**Data provided**.
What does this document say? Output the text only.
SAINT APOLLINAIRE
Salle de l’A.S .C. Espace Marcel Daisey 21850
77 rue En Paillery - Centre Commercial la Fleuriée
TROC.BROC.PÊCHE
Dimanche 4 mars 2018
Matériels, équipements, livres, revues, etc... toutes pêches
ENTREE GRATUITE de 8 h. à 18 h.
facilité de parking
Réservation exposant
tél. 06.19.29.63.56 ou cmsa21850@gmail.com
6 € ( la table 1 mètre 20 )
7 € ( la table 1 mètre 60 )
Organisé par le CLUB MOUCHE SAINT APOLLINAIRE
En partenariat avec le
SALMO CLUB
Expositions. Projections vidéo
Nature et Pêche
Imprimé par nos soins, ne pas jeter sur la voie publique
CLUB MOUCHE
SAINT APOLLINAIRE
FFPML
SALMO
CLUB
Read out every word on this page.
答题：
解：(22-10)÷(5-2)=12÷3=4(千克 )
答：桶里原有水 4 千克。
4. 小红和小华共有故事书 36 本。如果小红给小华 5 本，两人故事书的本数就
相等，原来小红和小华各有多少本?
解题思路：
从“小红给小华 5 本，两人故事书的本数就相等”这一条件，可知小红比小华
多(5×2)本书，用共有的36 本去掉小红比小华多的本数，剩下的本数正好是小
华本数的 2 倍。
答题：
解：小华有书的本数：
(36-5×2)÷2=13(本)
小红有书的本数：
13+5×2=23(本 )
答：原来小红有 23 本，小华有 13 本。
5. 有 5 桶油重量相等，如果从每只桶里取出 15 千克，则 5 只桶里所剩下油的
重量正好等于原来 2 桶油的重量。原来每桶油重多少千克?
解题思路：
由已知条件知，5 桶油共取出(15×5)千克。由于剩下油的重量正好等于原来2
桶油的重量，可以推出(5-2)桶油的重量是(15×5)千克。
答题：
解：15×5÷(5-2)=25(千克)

**Task description**.
Send back each record exactly as it stands.

**Answer for the task**.
What does this document say? Output the text only.
SAINT APOLLINAIRE
Salle de l’A.S .C. Espace Marcel Daisey 21850
77 rue En Paillery - Centre Commercial la Fleuriée
TROC.BROC.PÊCHE
Dimanche 4 mars 2018
Matériels, équipements, livres, revues, etc... toutes pêches
ENTREE GRATUITE de 8 h. à 18 h.
facilité de parking
Réservation exposant
tél. 06.19.29.63.56 ou cmsa21850@gmail.com
6 € ( la table 1 mètre 20 )
7 € ( la table 1 mètre 60 )
Organisé par le CLUB MOUCHE SAINT APOLLINAIRE
En partenariat avec le
SALMO CLUB
Expositions. Projections vidéo
Nature et Pêche
Imprimé par nos soins, ne pas jeter sur la voie publique
CLUB MOUCHE
SAINT APOLLINAIRE
FFPML
SALMO
CLUB
Read out every word on this page.
答题：
解：(22-10)÷(5-2)=12÷3=4(千克 )
答：桶里原有水 4 千克。
4. 小红和小华共有故事书 36 本。如果小红给小华 5 本，两人故事书的本数就
相等，原来小红和小华各有多少本?
解题思路：
从“小红给小华 5 本，两人故事书的本数就相等”这一条件，可知小红比小华
多(5×2)本书，用共有的36 本去掉小红比小华多的本数，剩下的本数正好是小
华本数的 2 倍。
答题：
解：小华有书的本数：
(36-5×2)÷2=13(本)
小红有书的本数：
13+5×2=23(本 )
答：原来小红有 23 本，小华有 13 本。
5. 有 5 桶油重量相等，如果从每只桶里取出 15 千克，则 5 只桶里所剩下油的
重量正好等于原来 2 桶油的重量。原来每桶油重多少千克?
解题思路：
由已知条件知，5 桶油共取出(15×5)千克。由于剩下油的重量正好等于原来2
桶油的重量，可以推出(5-2)桶油的重量是(15×5)千克。
答题：
解：15×5÷(5-2)=25(千克)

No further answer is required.